• Short task: Below are the entries; state how many of their lines contain the string "económico", and nothing more.

Entries with figure data:
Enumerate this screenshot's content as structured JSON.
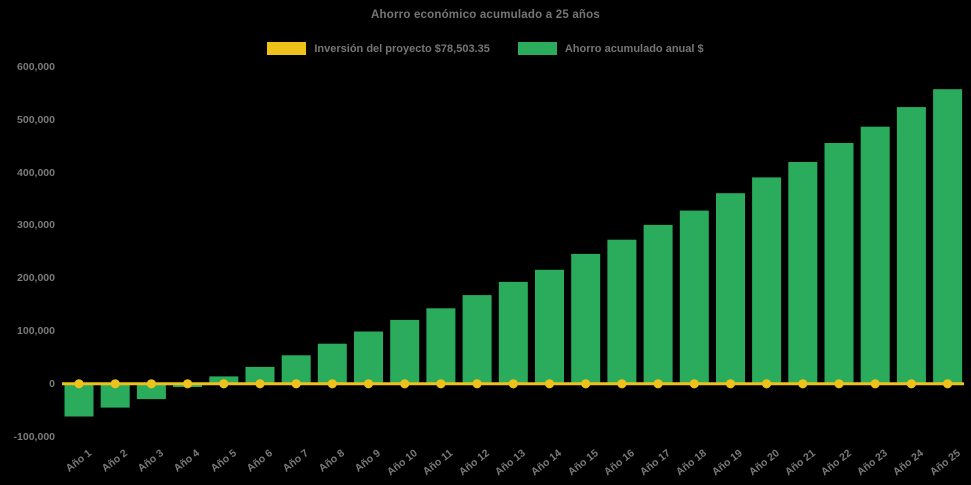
{
  "title": "Ahorro económico acumulado a 25 años",
  "legend": {
    "items": [
      {
        "label": "Inversión del proyecto $78,503.35",
        "color": "#EEC11B"
      },
      {
        "label": "Ahorro acumulado anual $",
        "color": "#2BAC5C"
      }
    ]
  },
  "chart_data": {
    "type": "bar",
    "title": "Ahorro económico acumulado a 25 años",
    "categories": [
      "Año 1",
      "Año 2",
      "Año 3",
      "Año 4",
      "Año 5",
      "Año 6",
      "Año 7",
      "Año 8",
      "Año 9",
      "Año 10",
      "Año 11",
      "Año 12",
      "Año 13",
      "Año 14",
      "Año 15",
      "Año 16",
      "Año 17",
      "Año 18",
      "Año 19",
      "Año 20",
      "Año 21",
      "Año 22",
      "Año 23",
      "Año 24",
      "Año 25"
    ],
    "series": [
      {
        "name": "Inversión del proyecto $78,503.35",
        "type": "line",
        "color": "#EEC11B",
        "marker": "circle",
        "values": [
          0,
          0,
          0,
          0,
          0,
          0,
          0,
          0,
          0,
          0,
          0,
          0,
          0,
          0,
          0,
          0,
          0,
          0,
          0,
          0,
          0,
          0,
          0,
          0,
          0
        ]
      },
      {
        "name": "Ahorro acumulado anual $",
        "type": "bar",
        "color": "#2BAC5C",
        "values": [
          -62000,
          -45000,
          -29000,
          -6000,
          14000,
          32000,
          54000,
          76000,
          99000,
          121000,
          143000,
          168000,
          193000,
          216000,
          246000,
          273000,
          301000,
          328000,
          361000,
          391000,
          420000,
          456000,
          487000,
          524000,
          558000
        ]
      }
    ],
    "xlabel": "",
    "ylabel": "",
    "ylim": [
      -100000,
      600000
    ],
    "yticks": [
      -100000,
      0,
      100000,
      200000,
      300000,
      400000,
      500000,
      600000
    ],
    "grid": false,
    "legend_position": "top-center",
    "background_color": "#000000",
    "text_color": "#7a7a7a"
  }
}
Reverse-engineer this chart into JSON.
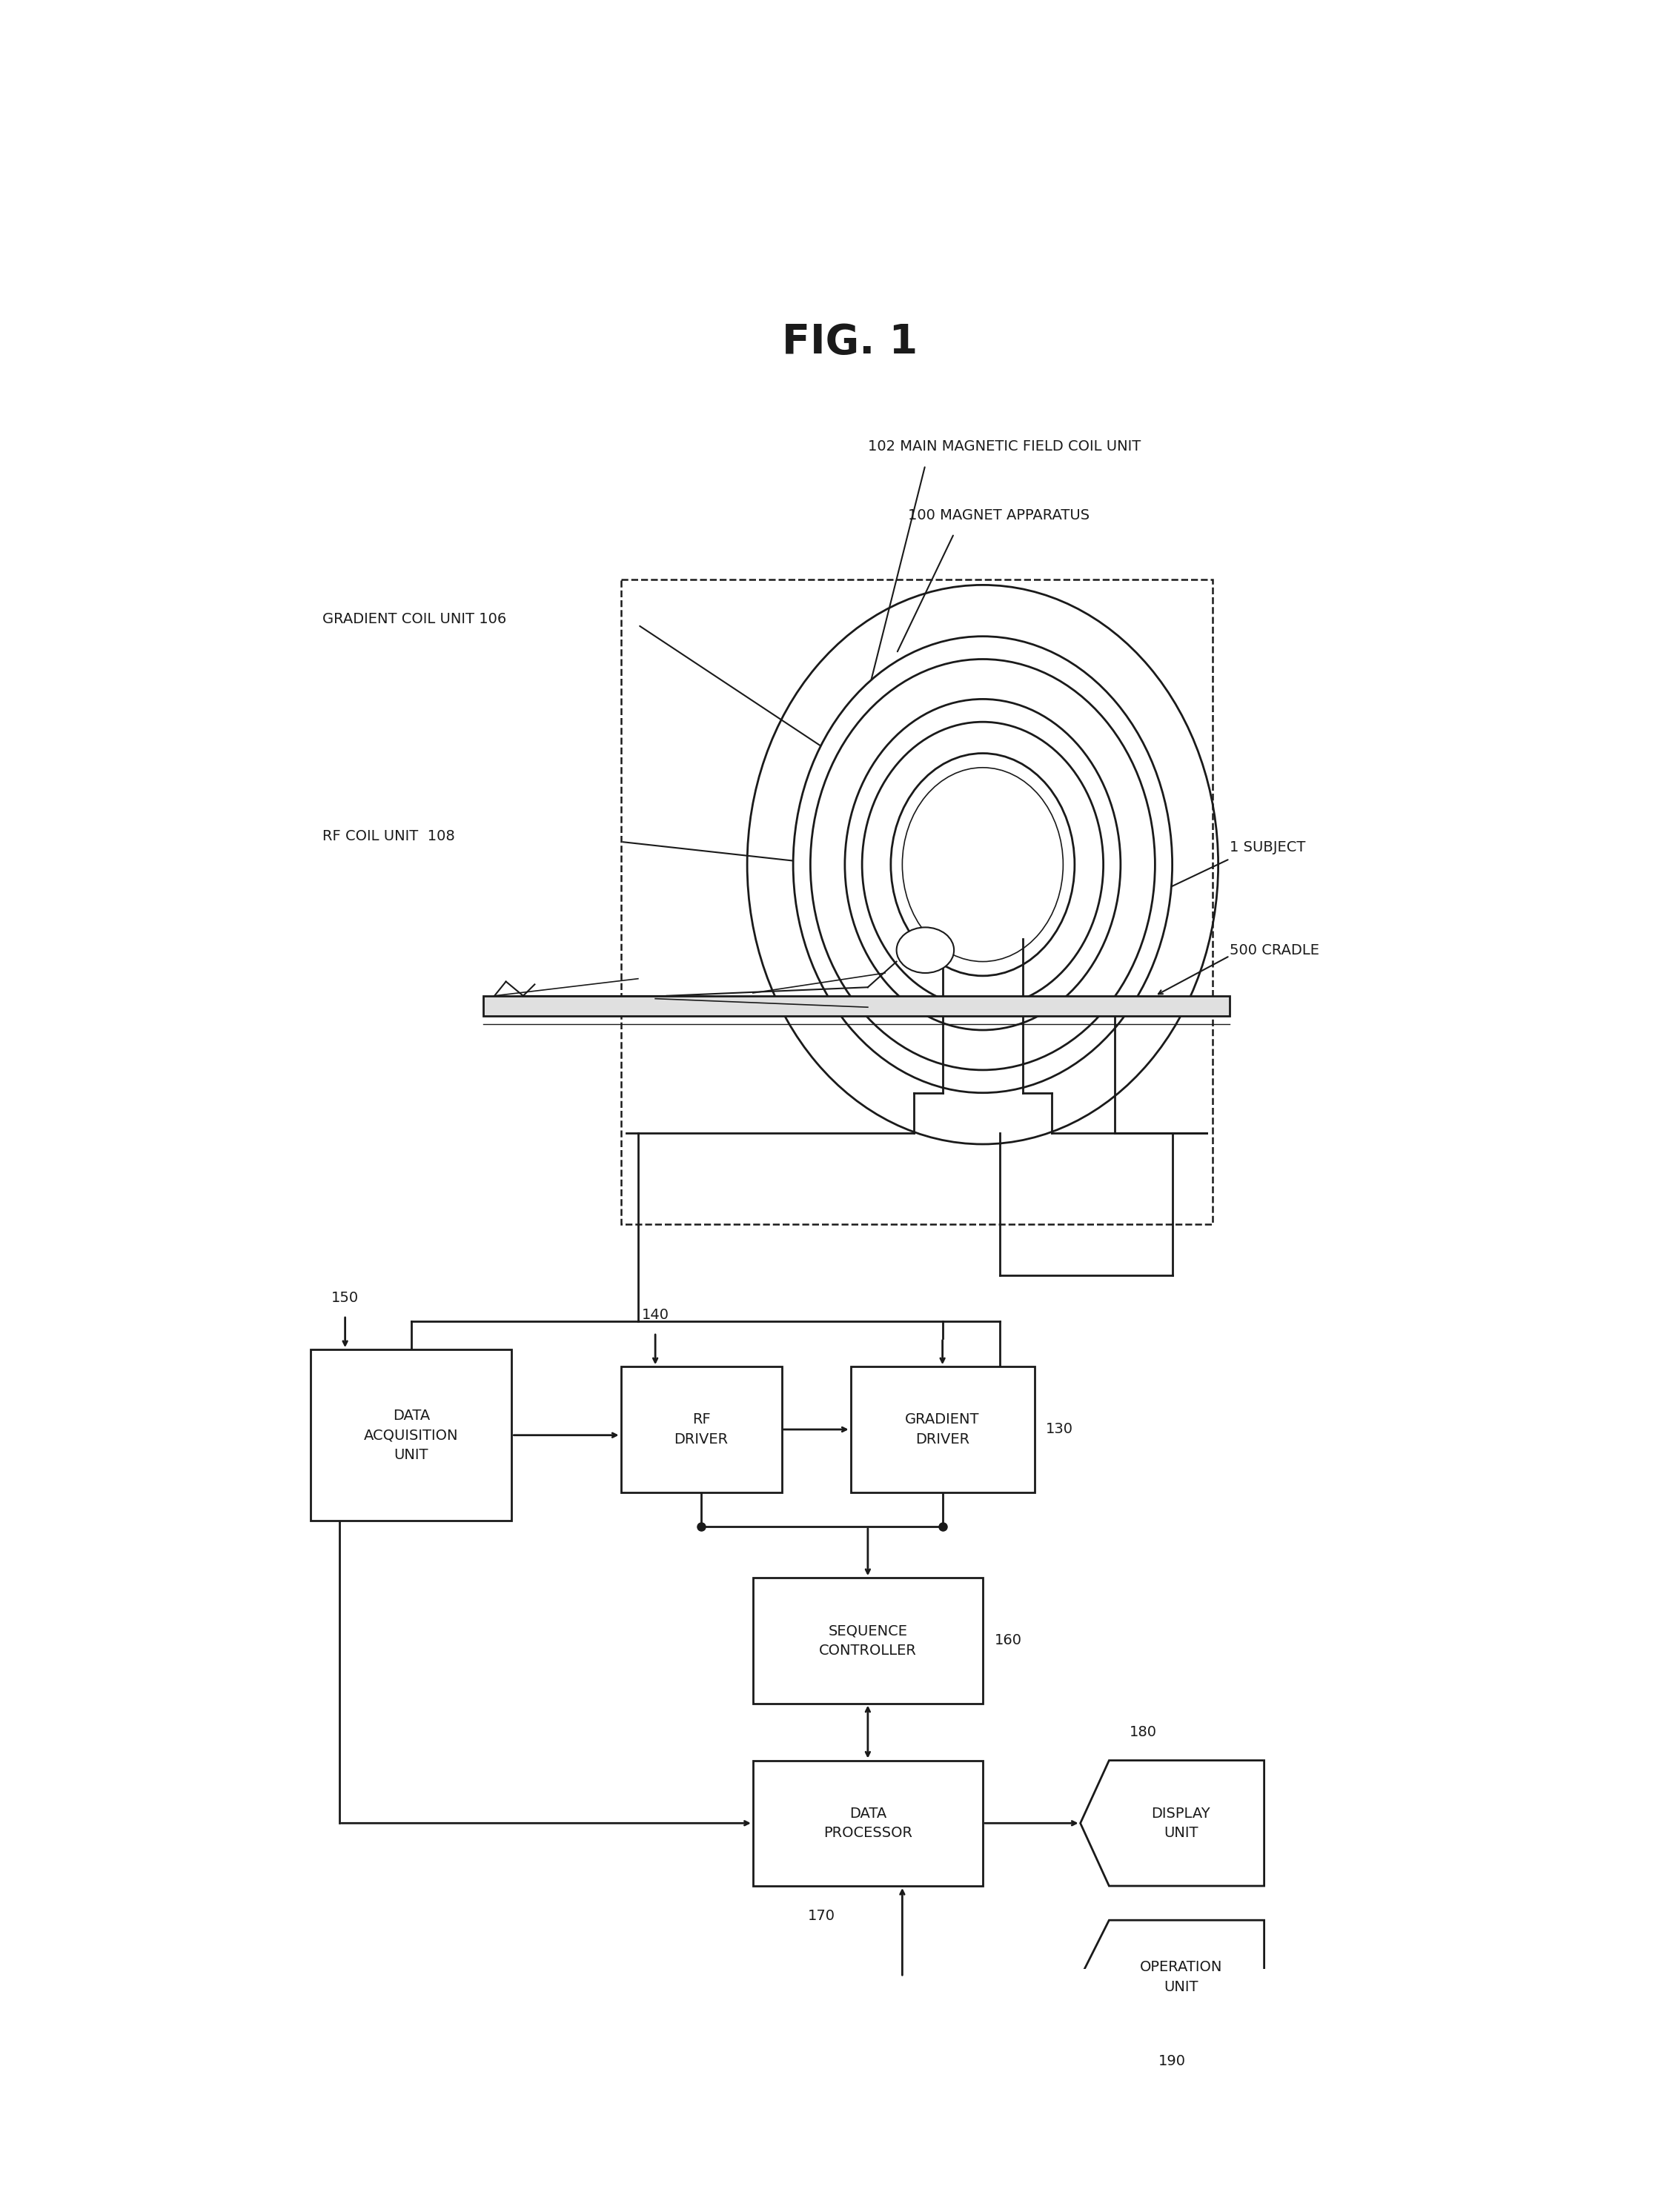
{
  "title": "FIG. 1",
  "title_fontsize": 40,
  "background_color": "#ffffff",
  "line_color": "#1a1a1a",
  "text_color": "#1a1a1a",
  "label_fontsize": 14,
  "labels": {
    "main_magnetic": "102 MAIN MAGNETIC FIELD COIL UNIT",
    "magnet_apparatus": "100 MAGNET APPARATUS",
    "gradient_coil": "GRADIENT COIL UNIT 106",
    "rf_coil": "RF COIL UNIT  108",
    "subject": "1 SUBJECT",
    "cradle": "500 CRADLE",
    "data_acquisition": "DATA\nACQUISITION\nUNIT",
    "rf_driver": "RF\nDRIVER",
    "gradient_driver": "GRADIENT\nDRIVER",
    "sequence_controller": "SEQUENCE\nCONTROLLER",
    "data_processor": "DATA\nPROCESSOR",
    "display_unit": "DISPLAY\nUNIT",
    "operation_unit": "OPERATION\nUNIT",
    "num_150": "150",
    "num_140": "140",
    "num_130": "130",
    "num_160": "160",
    "num_170": "170",
    "num_180": "180",
    "num_190": "190"
  }
}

• Solution to this problem: 2